Given task -> Search the records below for the word "adjusted". Pull out each line that has it.

Material shown ->
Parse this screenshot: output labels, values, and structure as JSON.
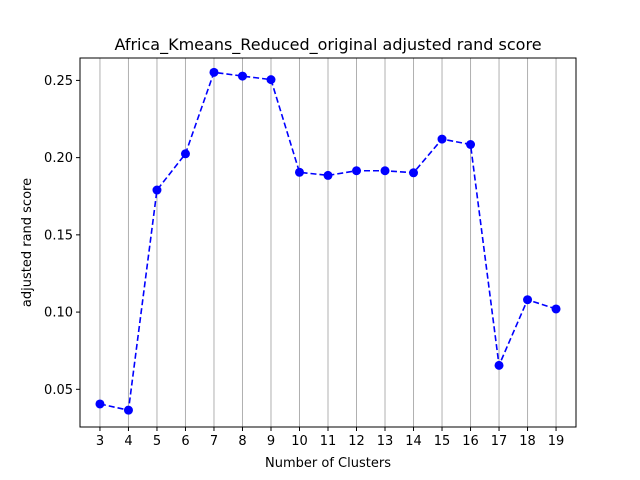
{
  "chart_data": {
    "type": "line",
    "title": "Africa_Kmeans_Reduced_original adjusted rand score",
    "xlabel": "Number of Clusters",
    "ylabel": "adjusted rand score",
    "x": [
      3,
      4,
      5,
      6,
      7,
      8,
      9,
      10,
      11,
      12,
      13,
      14,
      15,
      16,
      17,
      18,
      19
    ],
    "series": [
      {
        "name": "adjusted rand score",
        "values": [
          0.0405,
          0.0365,
          0.179,
          0.2025,
          0.2552,
          0.2528,
          0.2505,
          0.1905,
          0.1885,
          0.1915,
          0.1915,
          0.1902,
          0.212,
          0.2085,
          0.0655,
          0.108,
          0.102
        ],
        "color": "#0000ff",
        "linestyle": "dashed",
        "marker": "circle"
      }
    ],
    "xlim": [
      2.3,
      19.7
    ],
    "ylim": [
      0.0256,
      0.2645
    ],
    "xticks": [
      "3",
      "4",
      "5",
      "6",
      "7",
      "8",
      "9",
      "10",
      "11",
      "12",
      "13",
      "14",
      "15",
      "16",
      "17",
      "18",
      "19"
    ],
    "yticks": [
      "0.05",
      "0.10",
      "0.15",
      "0.20",
      "0.25"
    ],
    "ytick_values": [
      0.05,
      0.1,
      0.15,
      0.2,
      0.25
    ],
    "grid": "x-axis vertical lines",
    "grid_color": "#b0b0b0"
  }
}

Correct response ->
    "title": "Africa_Kmeans_Reduced_original adjusted rand score",
    "ylabel": "adjusted rand score",
        "name": "adjusted rand score",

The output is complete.